**TASK REQUIREMENTS**
From the multithreading forum thread below, pull out the passage from "I tried synchronizing" to "the Task Manager." word for word.

----- DOCUMENT TEXT

Multithreading / Scalability

K

Knute Johnson

Thomas said:
But increment has a read and a separate write. Read the value.
Increment. Write the new value.

Best to use java.util.concurrent.AtomicLong (from 1.5) for these sort of
things.

http://download.java.net/jdk6/docs/api/java/util/concurrent/atomic/AtomicLong.html#incrementAndGet()


Tom Hawtin

Tom:

Yes, I see what you are saying. I'll rerun those tests with it
synchronized and see what happens. If they were in fact passing between
the read and write then the results would show lower performance for
more threads.
 
K

Knute Johnson

I tried synchronizing the access to the calculations variable but that
made it run very poorly, it was interrupting the calculations. So I
rewrote it in a different way and discovered some more interesting
things. First this program is faster even on a single processor machine
when more threads are used. I don't think that my XP Home can make a
100 threads but if I watch on the dual Xeon machine, it shows a 100
threads on the Task Manager.

I would be curious to know if anybody else duplicates my results. And
if they have an idea why it would do more calculations on a single
processor machine with more threads.

1.6Ghz XP Home SP2

Threads Calculations per ms
1 1155
2 1326
3 1367
4 1401
10 1444

2.8Ghz dual Xeon XP Pro SP2

Threads Calculations per ms
1 2402
2 4650
3 6141
4 7187
10 7608
100 8224
200 8281

import java.util.concurrent.*;

public class test3 implements Runnable {
public static volatile boolean runFlag = true;
public long calculations;

public test3() {
new Thread(this).start();
}

public void run() {
while (runFlag) {
double d = Math.sqrt(1234.56789);
double t = Math.tan(d);
++calculations;
}
}

public static void main(String[] args) {
long totalCalcs = 0;
int numberOfThreads = Integer.parseInt(args[0]);
test3[] tests = new test3[numberOfThreads];

long then = System.currentTimeMillis();
for (int i=0; i<numberOfThreads; i++) {
tests = new test3();
}
try {
Thread.sleep(10000);
} catch (InterruptedException ie) {
System.out.println(ie);
}
tests[0].runFlag = false;
long now = System.currentTimeMillis();

for (int i=0; i<numberOfThreads; i++)
totalCalcs += tests.calculations;

System.out.println(totalCalcs/(now-then));
}
}
 
A

Alex Buell

1.6Ghz XP Home SP2

Threads Calculations per ms
1 1155
2 1326
3 1367
4 1401
10 1444

1.13Ghz Pentium III, Linux 2.6.15

1 2442
2 2433
3 2430
4 2409
10 2288

Is that useful for you?
 
T

Thomas Hawtin

Knute said:
I would be curious to know if anybody else duplicates my results. And
if they have an idea why it would do more calculations on a single
processor machine with more threads.

----------
----- ROWS

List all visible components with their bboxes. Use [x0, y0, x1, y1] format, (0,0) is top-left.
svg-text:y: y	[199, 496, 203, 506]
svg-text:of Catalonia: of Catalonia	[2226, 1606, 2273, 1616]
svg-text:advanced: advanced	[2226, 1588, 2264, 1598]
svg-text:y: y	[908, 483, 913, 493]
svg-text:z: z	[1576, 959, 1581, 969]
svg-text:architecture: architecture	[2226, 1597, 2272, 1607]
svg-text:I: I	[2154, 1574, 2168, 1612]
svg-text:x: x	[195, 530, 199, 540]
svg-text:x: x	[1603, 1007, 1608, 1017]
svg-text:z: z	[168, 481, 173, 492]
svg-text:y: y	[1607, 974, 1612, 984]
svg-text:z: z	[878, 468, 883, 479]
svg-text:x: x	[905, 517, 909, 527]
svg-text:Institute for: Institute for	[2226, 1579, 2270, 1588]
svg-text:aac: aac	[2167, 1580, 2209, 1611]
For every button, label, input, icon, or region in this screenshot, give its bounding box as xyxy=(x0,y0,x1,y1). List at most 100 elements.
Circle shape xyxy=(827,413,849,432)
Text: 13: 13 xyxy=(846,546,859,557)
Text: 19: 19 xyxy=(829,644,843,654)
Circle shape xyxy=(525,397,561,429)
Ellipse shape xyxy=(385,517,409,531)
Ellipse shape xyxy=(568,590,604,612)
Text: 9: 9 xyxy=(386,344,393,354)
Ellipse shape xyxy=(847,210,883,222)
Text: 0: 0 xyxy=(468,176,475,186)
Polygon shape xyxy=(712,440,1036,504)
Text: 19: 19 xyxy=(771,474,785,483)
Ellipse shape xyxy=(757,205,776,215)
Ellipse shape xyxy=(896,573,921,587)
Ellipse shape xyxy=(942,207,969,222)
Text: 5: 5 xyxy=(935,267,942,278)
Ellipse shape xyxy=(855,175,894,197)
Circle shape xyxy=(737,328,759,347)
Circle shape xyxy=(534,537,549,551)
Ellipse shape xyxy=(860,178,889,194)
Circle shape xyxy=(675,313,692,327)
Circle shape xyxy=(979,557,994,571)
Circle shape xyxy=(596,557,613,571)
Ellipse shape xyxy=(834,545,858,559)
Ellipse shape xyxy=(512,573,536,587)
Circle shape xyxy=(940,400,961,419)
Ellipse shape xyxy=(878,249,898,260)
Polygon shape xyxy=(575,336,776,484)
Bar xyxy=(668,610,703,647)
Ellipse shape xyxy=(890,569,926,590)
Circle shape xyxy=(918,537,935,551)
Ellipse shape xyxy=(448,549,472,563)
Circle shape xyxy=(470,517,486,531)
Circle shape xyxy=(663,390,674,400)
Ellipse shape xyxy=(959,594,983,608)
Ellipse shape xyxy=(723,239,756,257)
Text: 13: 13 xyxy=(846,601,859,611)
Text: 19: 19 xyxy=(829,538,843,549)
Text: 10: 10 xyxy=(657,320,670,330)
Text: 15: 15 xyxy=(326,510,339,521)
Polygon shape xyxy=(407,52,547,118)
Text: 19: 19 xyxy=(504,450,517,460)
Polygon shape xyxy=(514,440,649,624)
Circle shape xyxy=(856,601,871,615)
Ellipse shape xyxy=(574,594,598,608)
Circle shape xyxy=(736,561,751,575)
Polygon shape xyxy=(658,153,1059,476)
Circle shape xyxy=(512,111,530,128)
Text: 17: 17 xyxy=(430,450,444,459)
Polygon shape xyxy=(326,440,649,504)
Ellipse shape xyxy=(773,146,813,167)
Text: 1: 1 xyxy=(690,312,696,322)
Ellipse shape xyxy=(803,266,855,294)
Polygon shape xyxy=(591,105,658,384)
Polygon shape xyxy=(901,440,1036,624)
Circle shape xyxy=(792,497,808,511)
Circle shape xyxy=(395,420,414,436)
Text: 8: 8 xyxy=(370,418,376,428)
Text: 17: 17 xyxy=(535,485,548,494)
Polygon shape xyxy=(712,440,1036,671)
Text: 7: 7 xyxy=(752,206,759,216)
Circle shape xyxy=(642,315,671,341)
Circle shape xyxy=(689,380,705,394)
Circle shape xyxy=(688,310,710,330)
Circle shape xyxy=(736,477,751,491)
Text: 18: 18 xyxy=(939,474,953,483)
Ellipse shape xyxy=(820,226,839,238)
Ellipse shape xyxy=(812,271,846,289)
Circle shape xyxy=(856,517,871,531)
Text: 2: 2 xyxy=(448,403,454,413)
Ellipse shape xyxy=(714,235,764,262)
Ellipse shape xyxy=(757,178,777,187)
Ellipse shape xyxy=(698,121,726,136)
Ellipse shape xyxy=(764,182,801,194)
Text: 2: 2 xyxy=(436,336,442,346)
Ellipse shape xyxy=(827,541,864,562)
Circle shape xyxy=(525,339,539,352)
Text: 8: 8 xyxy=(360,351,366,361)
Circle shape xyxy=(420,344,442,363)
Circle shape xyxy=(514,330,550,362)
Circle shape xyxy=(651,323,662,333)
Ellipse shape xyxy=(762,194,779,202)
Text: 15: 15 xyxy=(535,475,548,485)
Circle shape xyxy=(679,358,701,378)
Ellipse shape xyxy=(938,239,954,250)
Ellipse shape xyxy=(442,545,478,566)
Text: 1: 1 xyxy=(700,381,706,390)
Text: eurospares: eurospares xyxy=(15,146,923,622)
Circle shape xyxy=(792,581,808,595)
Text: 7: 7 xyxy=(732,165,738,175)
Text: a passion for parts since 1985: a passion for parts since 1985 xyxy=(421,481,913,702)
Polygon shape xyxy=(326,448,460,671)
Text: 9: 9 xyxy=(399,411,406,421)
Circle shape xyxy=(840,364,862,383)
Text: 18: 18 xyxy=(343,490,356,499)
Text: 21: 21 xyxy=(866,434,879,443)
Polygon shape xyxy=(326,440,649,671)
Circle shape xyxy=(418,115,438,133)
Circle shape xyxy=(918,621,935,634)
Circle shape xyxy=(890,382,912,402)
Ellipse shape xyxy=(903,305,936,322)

----------

**SOLUTION FOR THIS PROBLEM**
I tried synchronizing the access to the calculations variable but that
made it run very poorly, it was interrupting the calculations. So I
rewrote it in a different way and discovered some more interesting
things. First this program is faster even on a single processor machine
when more threads are used. I don't think that my XP Home can make a
100 threads but if I watch on the dual Xeon machine, it shows a 100
threads on the Task Manager.